-------- Supplied records --------
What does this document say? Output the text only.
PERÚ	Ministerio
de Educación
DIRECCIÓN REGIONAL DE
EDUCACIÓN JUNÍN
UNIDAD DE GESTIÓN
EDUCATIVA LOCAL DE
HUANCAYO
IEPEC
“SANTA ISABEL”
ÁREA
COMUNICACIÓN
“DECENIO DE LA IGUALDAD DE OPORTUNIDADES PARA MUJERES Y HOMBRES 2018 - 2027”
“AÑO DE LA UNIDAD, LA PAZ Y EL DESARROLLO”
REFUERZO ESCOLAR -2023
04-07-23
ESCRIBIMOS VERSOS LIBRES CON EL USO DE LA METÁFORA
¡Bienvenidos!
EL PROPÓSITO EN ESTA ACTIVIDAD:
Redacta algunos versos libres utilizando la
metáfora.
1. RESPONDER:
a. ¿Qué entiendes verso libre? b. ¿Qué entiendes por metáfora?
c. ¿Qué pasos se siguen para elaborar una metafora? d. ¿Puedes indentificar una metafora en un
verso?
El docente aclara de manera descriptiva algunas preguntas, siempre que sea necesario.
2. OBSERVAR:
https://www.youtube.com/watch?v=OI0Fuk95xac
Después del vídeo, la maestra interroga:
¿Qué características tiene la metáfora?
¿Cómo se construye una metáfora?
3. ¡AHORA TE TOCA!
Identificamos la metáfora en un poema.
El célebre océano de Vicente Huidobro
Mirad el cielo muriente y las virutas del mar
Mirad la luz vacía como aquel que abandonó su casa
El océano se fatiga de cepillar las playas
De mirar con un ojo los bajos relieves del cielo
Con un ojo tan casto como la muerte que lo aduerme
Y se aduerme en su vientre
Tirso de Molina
--------
--- Stated task ---
Take the lines above and print them exactly.

--- Written solution ---
What does this document say? Output the text only.
PERÚ	Ministerio
de Educación
DIRECCIÓN REGIONAL DE
EDUCACIÓN JUNÍN
UNIDAD DE GESTIÓN
EDUCATIVA LOCAL DE
HUANCAYO
IEPEC
“SANTA ISABEL”
ÁREA
COMUNICACIÓN
“DECENIO DE LA IGUALDAD DE OPORTUNIDADES PARA MUJERES Y HOMBRES 2018 - 2027”
“AÑO DE LA UNIDAD, LA PAZ Y EL DESARROLLO”
REFUERZO ESCOLAR -2023
04-07-23
ESCRIBIMOS VERSOS LIBRES CON EL USO DE LA METÁFORA
¡Bienvenidos!
EL PROPÓSITO EN ESTA ACTIVIDAD:
Redacta algunos versos libres utilizando la
metáfora.
1. RESPONDER:
a. ¿Qué entiendes verso libre? b. ¿Qué entiendes por metáfora?
c. ¿Qué pasos se siguen para elaborar una metafora? d. ¿Puedes indentificar una metafora en un
verso?
El docente aclara de manera descriptiva algunas preguntas, siempre que sea necesario.
2. OBSERVAR:
https://www.youtube.com/watch?v=OI0Fuk95xac
Después del vídeo, la maestra interroga:
¿Qué características tiene la metáfora?
¿Cómo se construye una metáfora?
3. ¡AHORA TE TOCA!
Identificamos la metáfora en un poema.
El célebre océano de Vicente Huidobro
Mirad el cielo muriente y las virutas del mar
Mirad la luz vacía como aquel que abandonó su casa
El océano se fatiga de cepillar las playas
De mirar con un ojo los bajos relieves del cielo
Con un ojo tan casto como la muerte que lo aduerme
Y se aduerme en su vientre
Tirso de Molina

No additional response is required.